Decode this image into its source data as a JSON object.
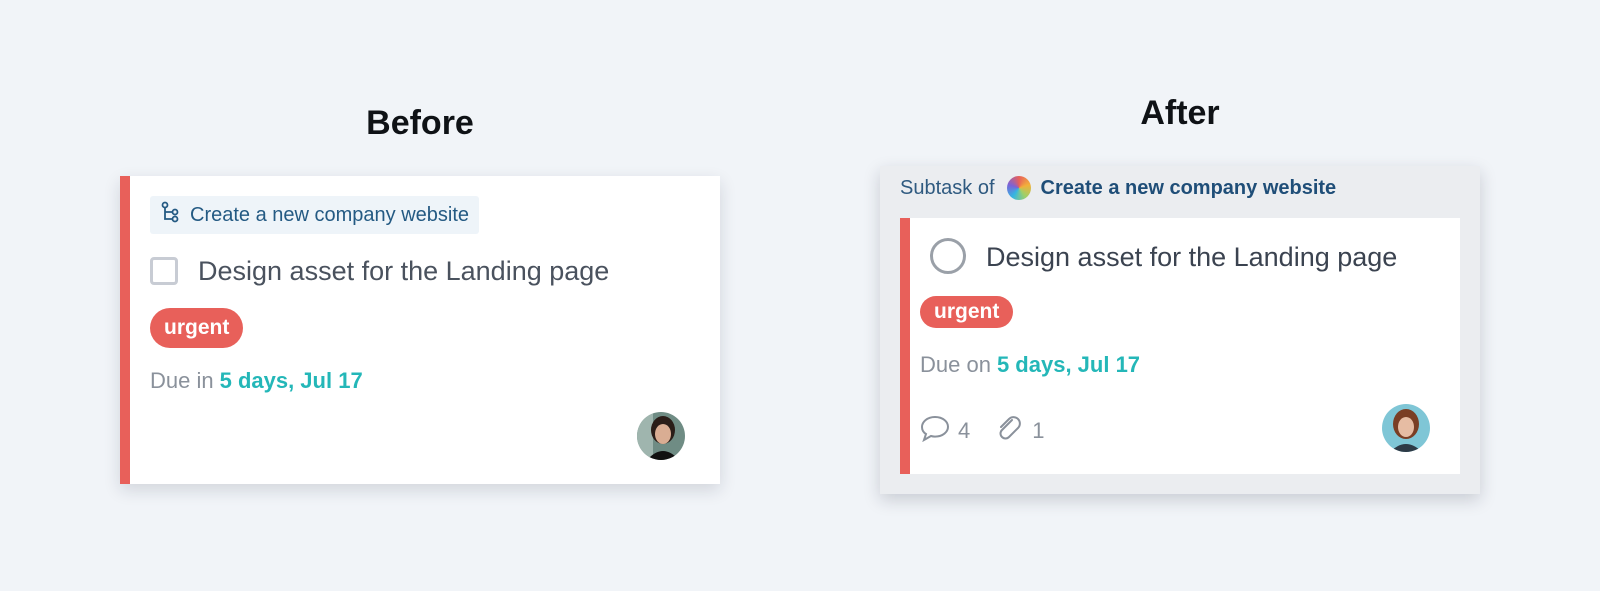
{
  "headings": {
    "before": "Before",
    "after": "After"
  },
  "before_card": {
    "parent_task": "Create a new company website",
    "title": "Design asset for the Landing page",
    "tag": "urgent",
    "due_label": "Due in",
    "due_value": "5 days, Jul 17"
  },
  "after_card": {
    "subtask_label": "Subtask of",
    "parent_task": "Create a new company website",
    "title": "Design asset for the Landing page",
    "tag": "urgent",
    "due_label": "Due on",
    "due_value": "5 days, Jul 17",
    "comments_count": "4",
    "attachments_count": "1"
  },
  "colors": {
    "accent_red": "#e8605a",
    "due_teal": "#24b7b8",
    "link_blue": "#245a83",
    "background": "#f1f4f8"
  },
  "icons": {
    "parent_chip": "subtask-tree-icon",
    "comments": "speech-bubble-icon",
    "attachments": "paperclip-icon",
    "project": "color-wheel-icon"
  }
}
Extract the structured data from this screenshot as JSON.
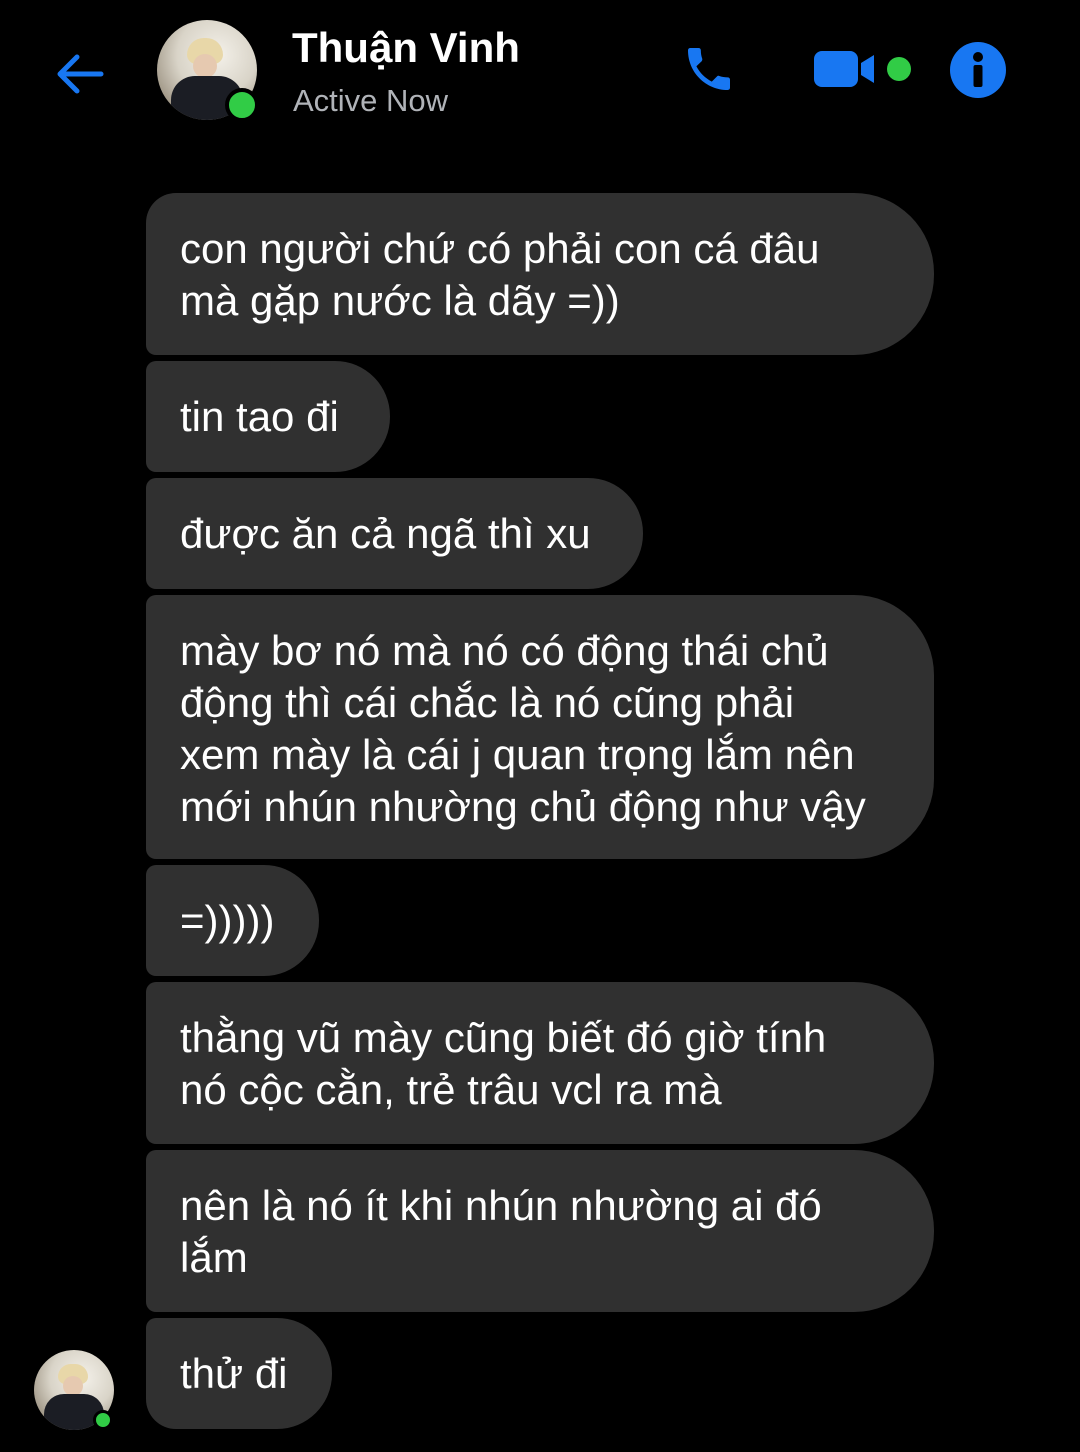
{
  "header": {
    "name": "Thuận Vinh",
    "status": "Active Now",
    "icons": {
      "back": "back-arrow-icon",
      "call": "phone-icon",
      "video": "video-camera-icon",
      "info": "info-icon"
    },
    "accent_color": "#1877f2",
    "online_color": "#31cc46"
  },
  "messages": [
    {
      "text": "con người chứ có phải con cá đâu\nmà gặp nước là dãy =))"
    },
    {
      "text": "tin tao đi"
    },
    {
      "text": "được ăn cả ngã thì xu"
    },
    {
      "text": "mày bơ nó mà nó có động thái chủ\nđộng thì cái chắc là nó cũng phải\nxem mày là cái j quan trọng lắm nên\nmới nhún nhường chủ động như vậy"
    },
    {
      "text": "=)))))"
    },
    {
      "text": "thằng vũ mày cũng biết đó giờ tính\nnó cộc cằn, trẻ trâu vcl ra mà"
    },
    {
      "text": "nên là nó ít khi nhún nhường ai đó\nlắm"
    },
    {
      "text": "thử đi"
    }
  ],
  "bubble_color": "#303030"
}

Exercise aim
Every line of the listing that holds "nhường" should be found and copied.

Answer below
      "text": "mày bơ nó mà nó có động thái chủ\nđộng thì cái chắc là nó cũng phải\nxem mày là cái j quan trọng lắm nên\nmới nhún nhường chủ động như vậy"
      "text": "nên là nó ít khi nhún nhường ai đó\nlắm"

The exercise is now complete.